WHAT YOU SHOULD DO. Repeat the data below exactly, dropping any pictures it holds.

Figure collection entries
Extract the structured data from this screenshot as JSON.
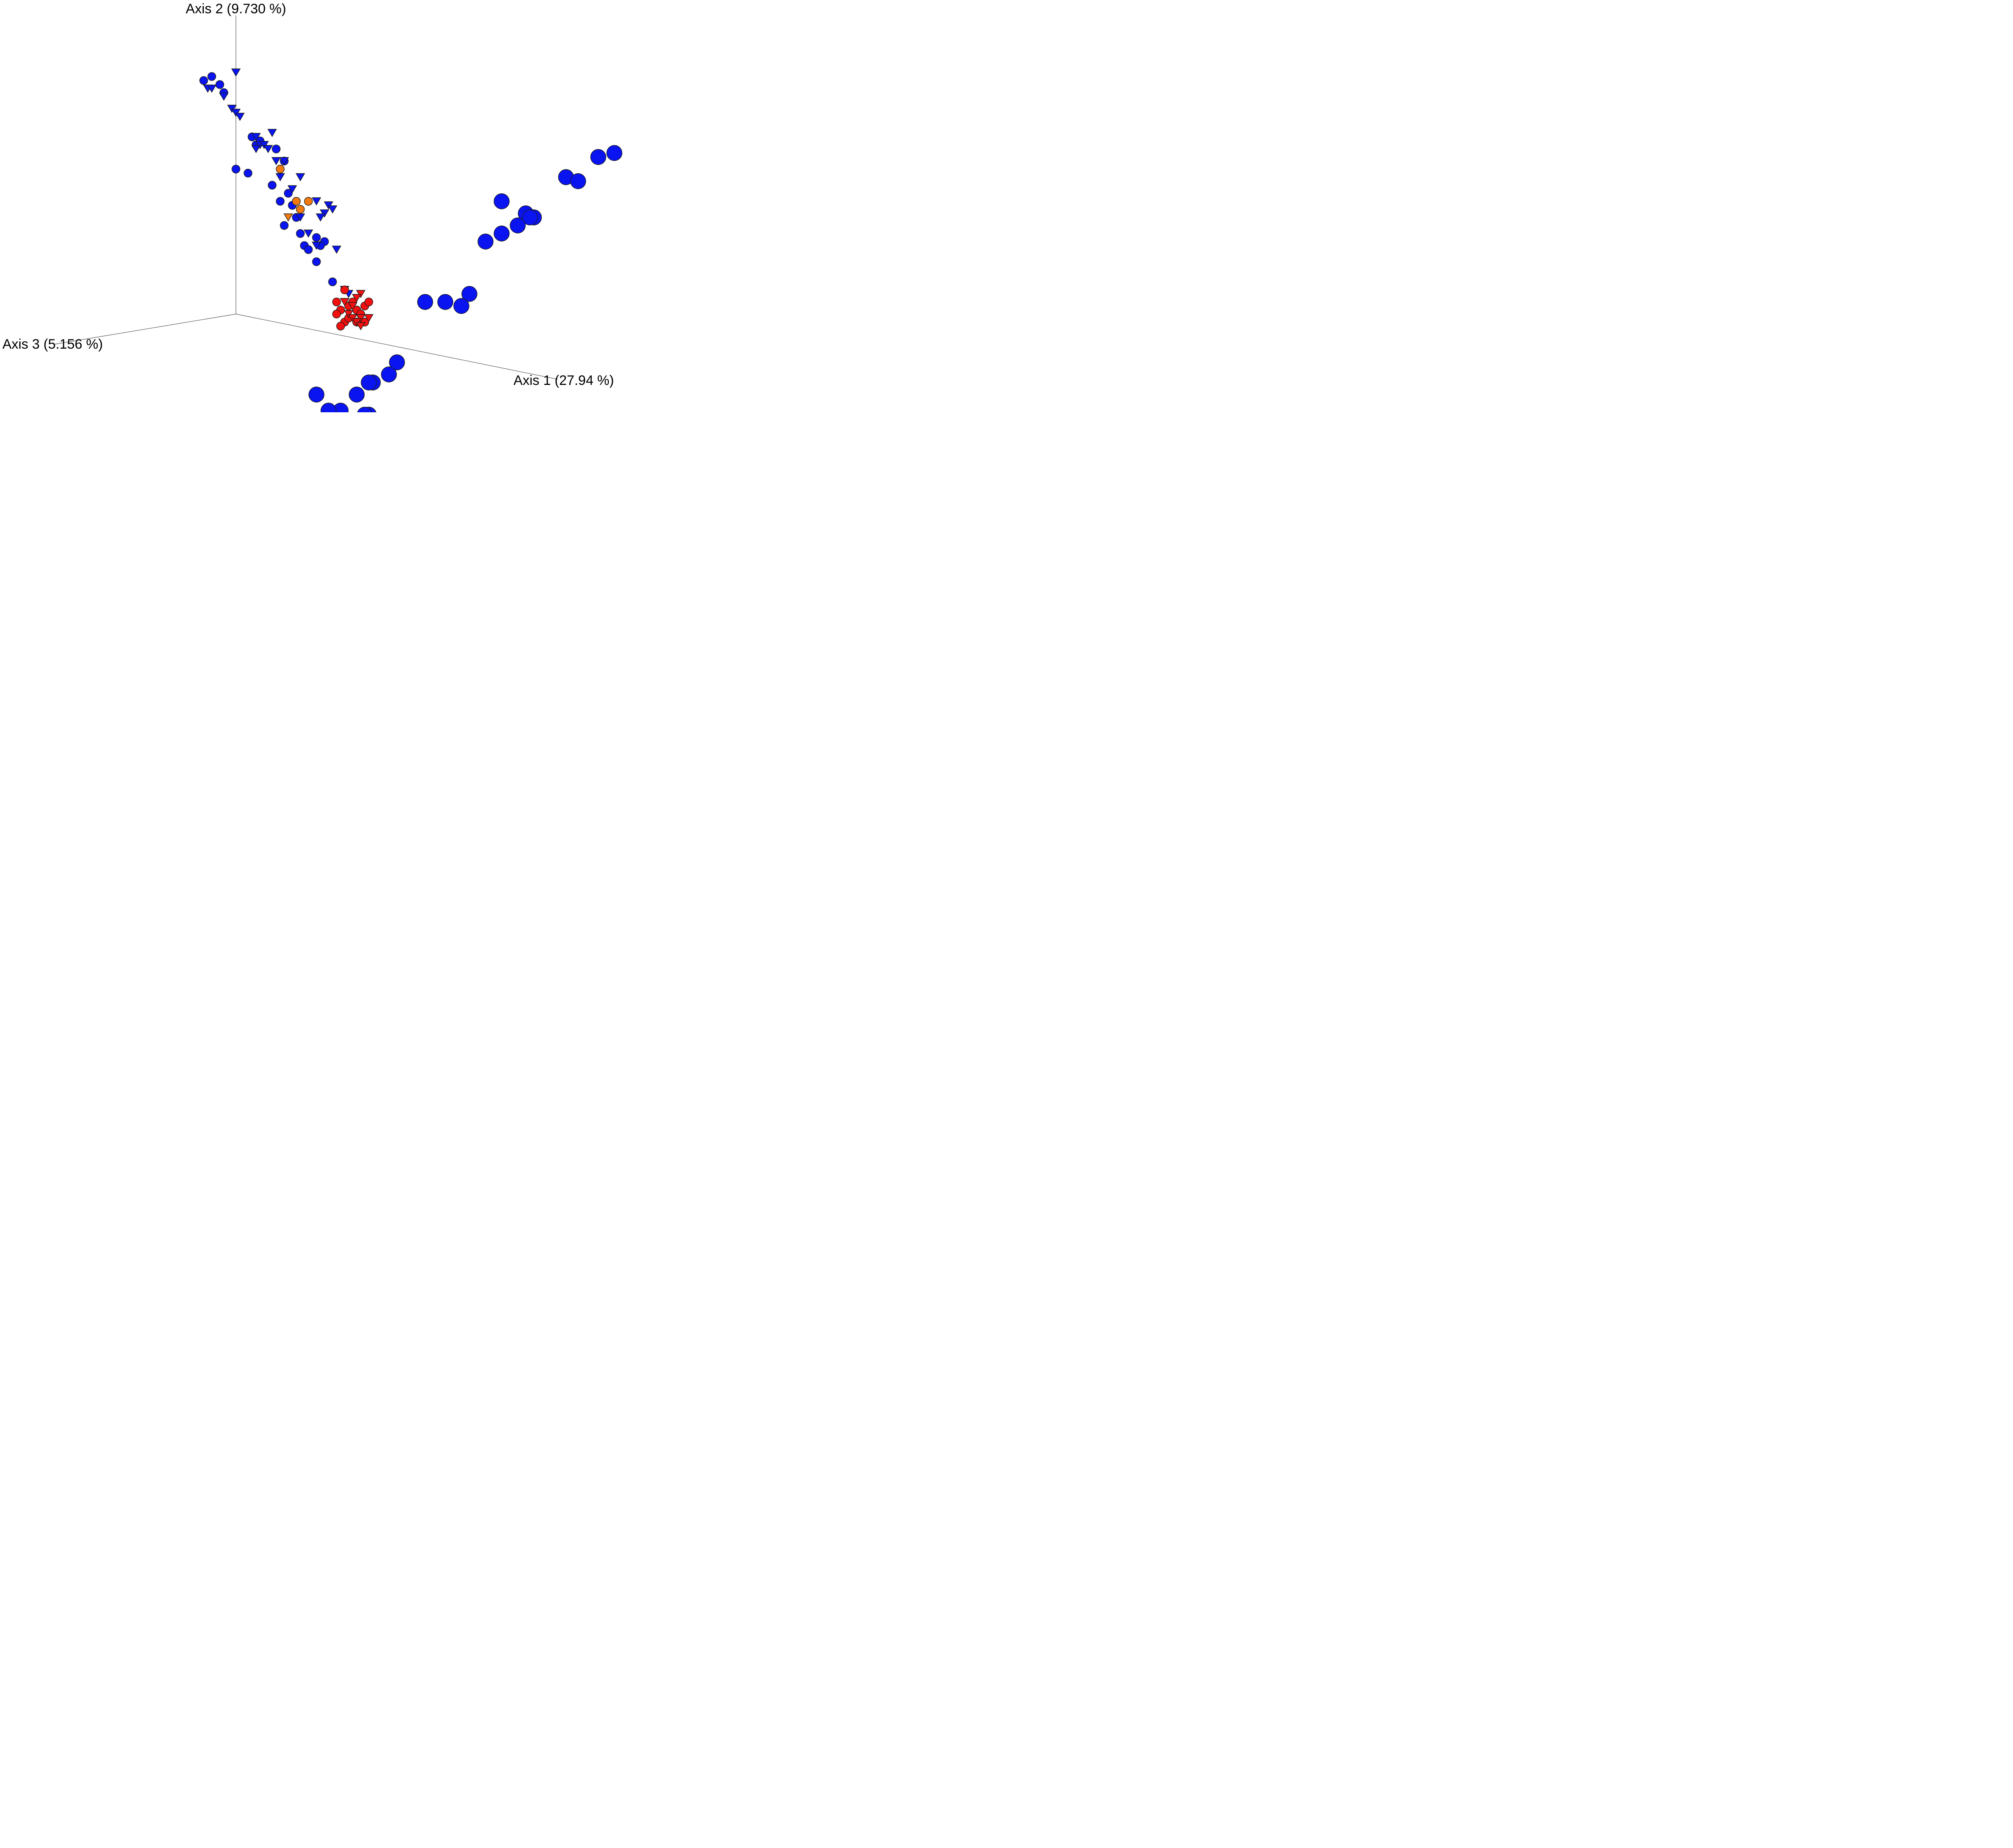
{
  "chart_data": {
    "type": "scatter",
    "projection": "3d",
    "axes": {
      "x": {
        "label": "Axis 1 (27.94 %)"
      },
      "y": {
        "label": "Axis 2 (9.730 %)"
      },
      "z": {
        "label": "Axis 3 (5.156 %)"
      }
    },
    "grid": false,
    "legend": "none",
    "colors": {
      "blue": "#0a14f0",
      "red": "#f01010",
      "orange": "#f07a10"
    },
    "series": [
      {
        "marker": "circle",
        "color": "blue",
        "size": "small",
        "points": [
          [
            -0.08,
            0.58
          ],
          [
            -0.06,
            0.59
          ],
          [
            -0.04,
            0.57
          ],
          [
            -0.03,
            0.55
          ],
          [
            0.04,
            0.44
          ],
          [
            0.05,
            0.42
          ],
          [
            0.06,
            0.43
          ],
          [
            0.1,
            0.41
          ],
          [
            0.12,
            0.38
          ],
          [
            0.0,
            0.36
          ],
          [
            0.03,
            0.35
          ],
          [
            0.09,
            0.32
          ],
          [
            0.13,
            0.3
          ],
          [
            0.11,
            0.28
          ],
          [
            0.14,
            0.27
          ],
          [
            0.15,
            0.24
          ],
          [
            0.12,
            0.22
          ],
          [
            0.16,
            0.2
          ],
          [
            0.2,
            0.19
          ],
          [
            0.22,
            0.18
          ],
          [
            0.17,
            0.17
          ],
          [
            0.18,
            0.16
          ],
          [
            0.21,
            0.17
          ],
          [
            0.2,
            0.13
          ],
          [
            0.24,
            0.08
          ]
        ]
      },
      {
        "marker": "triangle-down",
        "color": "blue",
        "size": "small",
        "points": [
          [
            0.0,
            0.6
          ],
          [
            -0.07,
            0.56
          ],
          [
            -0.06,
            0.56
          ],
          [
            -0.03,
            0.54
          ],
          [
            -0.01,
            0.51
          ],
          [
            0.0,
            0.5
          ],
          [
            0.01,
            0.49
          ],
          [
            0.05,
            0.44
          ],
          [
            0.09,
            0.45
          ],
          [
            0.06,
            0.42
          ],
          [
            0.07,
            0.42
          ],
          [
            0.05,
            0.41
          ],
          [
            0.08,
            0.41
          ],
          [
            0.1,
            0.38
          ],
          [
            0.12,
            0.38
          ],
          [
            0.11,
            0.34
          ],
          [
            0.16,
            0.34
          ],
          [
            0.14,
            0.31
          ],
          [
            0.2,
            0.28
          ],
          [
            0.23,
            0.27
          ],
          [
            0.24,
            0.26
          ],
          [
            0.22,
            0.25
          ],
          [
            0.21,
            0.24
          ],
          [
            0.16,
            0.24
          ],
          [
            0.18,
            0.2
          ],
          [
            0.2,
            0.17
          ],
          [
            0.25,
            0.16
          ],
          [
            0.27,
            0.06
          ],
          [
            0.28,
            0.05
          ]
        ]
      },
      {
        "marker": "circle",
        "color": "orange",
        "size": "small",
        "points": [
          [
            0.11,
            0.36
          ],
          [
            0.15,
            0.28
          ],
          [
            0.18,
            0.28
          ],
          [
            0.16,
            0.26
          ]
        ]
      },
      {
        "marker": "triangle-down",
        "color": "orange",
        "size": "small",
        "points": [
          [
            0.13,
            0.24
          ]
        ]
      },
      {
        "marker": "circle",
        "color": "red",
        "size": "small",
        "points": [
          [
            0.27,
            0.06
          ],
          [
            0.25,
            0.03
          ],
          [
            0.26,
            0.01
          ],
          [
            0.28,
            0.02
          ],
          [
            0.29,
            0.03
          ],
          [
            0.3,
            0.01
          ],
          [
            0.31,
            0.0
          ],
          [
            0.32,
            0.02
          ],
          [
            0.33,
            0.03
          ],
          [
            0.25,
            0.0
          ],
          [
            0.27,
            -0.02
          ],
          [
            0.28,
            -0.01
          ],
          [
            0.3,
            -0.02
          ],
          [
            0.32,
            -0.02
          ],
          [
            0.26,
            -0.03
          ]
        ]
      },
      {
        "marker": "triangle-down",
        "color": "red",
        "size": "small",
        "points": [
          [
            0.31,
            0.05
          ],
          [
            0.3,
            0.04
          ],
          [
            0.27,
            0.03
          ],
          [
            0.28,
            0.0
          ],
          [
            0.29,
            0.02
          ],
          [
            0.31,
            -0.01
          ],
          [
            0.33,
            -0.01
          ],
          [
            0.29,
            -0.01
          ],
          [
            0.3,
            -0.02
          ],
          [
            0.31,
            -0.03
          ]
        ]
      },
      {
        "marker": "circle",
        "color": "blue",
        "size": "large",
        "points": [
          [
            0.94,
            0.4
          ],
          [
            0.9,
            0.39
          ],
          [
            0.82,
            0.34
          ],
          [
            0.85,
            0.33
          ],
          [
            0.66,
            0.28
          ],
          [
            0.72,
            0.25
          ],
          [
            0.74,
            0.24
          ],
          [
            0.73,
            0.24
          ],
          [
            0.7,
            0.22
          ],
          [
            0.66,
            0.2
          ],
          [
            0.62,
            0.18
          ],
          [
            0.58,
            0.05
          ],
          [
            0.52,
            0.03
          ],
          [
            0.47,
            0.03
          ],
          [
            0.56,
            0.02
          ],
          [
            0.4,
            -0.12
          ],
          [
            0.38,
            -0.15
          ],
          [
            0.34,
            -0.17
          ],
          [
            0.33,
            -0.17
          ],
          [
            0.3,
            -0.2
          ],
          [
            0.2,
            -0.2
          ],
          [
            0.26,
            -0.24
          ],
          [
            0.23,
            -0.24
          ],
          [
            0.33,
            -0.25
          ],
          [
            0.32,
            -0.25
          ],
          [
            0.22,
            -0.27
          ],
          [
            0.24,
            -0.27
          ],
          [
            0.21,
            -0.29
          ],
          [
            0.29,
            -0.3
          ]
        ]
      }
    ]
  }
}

CORRECT RESULT.
Extract the structured data from this screenshot as JSON.
{
  "chart_data": {
    "type": "scatter",
    "projection": "3d",
    "axes": {
      "x": {
        "label": "Axis 1 (27.94 %)"
      },
      "y": {
        "label": "Axis 2 (9.730 %)"
      },
      "z": {
        "label": "Axis 3 (5.156 %)"
      }
    },
    "grid": false,
    "legend": "none",
    "colors": {
      "blue": "#0a14f0",
      "red": "#f01010",
      "orange": "#f07a10"
    },
    "series": [
      {
        "marker": "circle",
        "color": "blue",
        "size": "small",
        "points": [
          [
            -0.08,
            0.58
          ],
          [
            -0.06,
            0.59
          ],
          [
            -0.04,
            0.57
          ],
          [
            -0.03,
            0.55
          ],
          [
            0.04,
            0.44
          ],
          [
            0.05,
            0.42
          ],
          [
            0.06,
            0.43
          ],
          [
            0.1,
            0.41
          ],
          [
            0.12,
            0.38
          ],
          [
            0.0,
            0.36
          ],
          [
            0.03,
            0.35
          ],
          [
            0.09,
            0.32
          ],
          [
            0.13,
            0.3
          ],
          [
            0.11,
            0.28
          ],
          [
            0.14,
            0.27
          ],
          [
            0.15,
            0.24
          ],
          [
            0.12,
            0.22
          ],
          [
            0.16,
            0.2
          ],
          [
            0.2,
            0.19
          ],
          [
            0.22,
            0.18
          ],
          [
            0.17,
            0.17
          ],
          [
            0.18,
            0.16
          ],
          [
            0.21,
            0.17
          ],
          [
            0.2,
            0.13
          ],
          [
            0.24,
            0.08
          ]
        ]
      },
      {
        "marker": "triangle-down",
        "color": "blue",
        "size": "small",
        "points": [
          [
            0.0,
            0.6
          ],
          [
            -0.07,
            0.56
          ],
          [
            -0.06,
            0.56
          ],
          [
            -0.03,
            0.54
          ],
          [
            -0.01,
            0.51
          ],
          [
            0.0,
            0.5
          ],
          [
            0.01,
            0.49
          ],
          [
            0.05,
            0.44
          ],
          [
            0.09,
            0.45
          ],
          [
            0.06,
            0.42
          ],
          [
            0.07,
            0.42
          ],
          [
            0.05,
            0.41
          ],
          [
            0.08,
            0.41
          ],
          [
            0.1,
            0.38
          ],
          [
            0.12,
            0.38
          ],
          [
            0.11,
            0.34
          ],
          [
            0.16,
            0.34
          ],
          [
            0.14,
            0.31
          ],
          [
            0.2,
            0.28
          ],
          [
            0.23,
            0.27
          ],
          [
            0.24,
            0.26
          ],
          [
            0.22,
            0.25
          ],
          [
            0.21,
            0.24
          ],
          [
            0.16,
            0.24
          ],
          [
            0.18,
            0.2
          ],
          [
            0.2,
            0.17
          ],
          [
            0.25,
            0.16
          ],
          [
            0.27,
            0.06
          ],
          [
            0.28,
            0.05
          ]
        ]
      },
      {
        "marker": "circle",
        "color": "orange",
        "size": "small",
        "points": [
          [
            0.11,
            0.36
          ],
          [
            0.15,
            0.28
          ],
          [
            0.18,
            0.28
          ],
          [
            0.16,
            0.26
          ]
        ]
      },
      {
        "marker": "triangle-down",
        "color": "orange",
        "size": "small",
        "points": [
          [
            0.13,
            0.24
          ]
        ]
      },
      {
        "marker": "circle",
        "color": "red",
        "size": "small",
        "points": [
          [
            0.27,
            0.06
          ],
          [
            0.25,
            0.03
          ],
          [
            0.26,
            0.01
          ],
          [
            0.28,
            0.02
          ],
          [
            0.29,
            0.03
          ],
          [
            0.3,
            0.01
          ],
          [
            0.31,
            0.0
          ],
          [
            0.32,
            0.02
          ],
          [
            0.33,
            0.03
          ],
          [
            0.25,
            0.0
          ],
          [
            0.27,
            -0.02
          ],
          [
            0.28,
            -0.01
          ],
          [
            0.3,
            -0.02
          ],
          [
            0.32,
            -0.02
          ],
          [
            0.26,
            -0.03
          ]
        ]
      },
      {
        "marker": "triangle-down",
        "color": "red",
        "size": "small",
        "points": [
          [
            0.31,
            0.05
          ],
          [
            0.3,
            0.04
          ],
          [
            0.27,
            0.03
          ],
          [
            0.28,
            0.0
          ],
          [
            0.29,
            0.02
          ],
          [
            0.31,
            -0.01
          ],
          [
            0.33,
            -0.01
          ],
          [
            0.29,
            -0.01
          ],
          [
            0.3,
            -0.02
          ],
          [
            0.31,
            -0.03
          ]
        ]
      },
      {
        "marker": "circle",
        "color": "blue",
        "size": "large",
        "points": [
          [
            0.94,
            0.4
          ],
          [
            0.9,
            0.39
          ],
          [
            0.82,
            0.34
          ],
          [
            0.85,
            0.33
          ],
          [
            0.66,
            0.28
          ],
          [
            0.72,
            0.25
          ],
          [
            0.74,
            0.24
          ],
          [
            0.73,
            0.24
          ],
          [
            0.7,
            0.22
          ],
          [
            0.66,
            0.2
          ],
          [
            0.62,
            0.18
          ],
          [
            0.58,
            0.05
          ],
          [
            0.52,
            0.03
          ],
          [
            0.47,
            0.03
          ],
          [
            0.56,
            0.02
          ],
          [
            0.4,
            -0.12
          ],
          [
            0.38,
            -0.15
          ],
          [
            0.34,
            -0.17
          ],
          [
            0.33,
            -0.17
          ],
          [
            0.3,
            -0.2
          ],
          [
            0.2,
            -0.2
          ],
          [
            0.26,
            -0.24
          ],
          [
            0.23,
            -0.24
          ],
          [
            0.33,
            -0.25
          ],
          [
            0.32,
            -0.25
          ],
          [
            0.22,
            -0.27
          ],
          [
            0.24,
            -0.27
          ],
          [
            0.21,
            -0.29
          ],
          [
            0.29,
            -0.3
          ]
        ]
      }
    ]
  }
}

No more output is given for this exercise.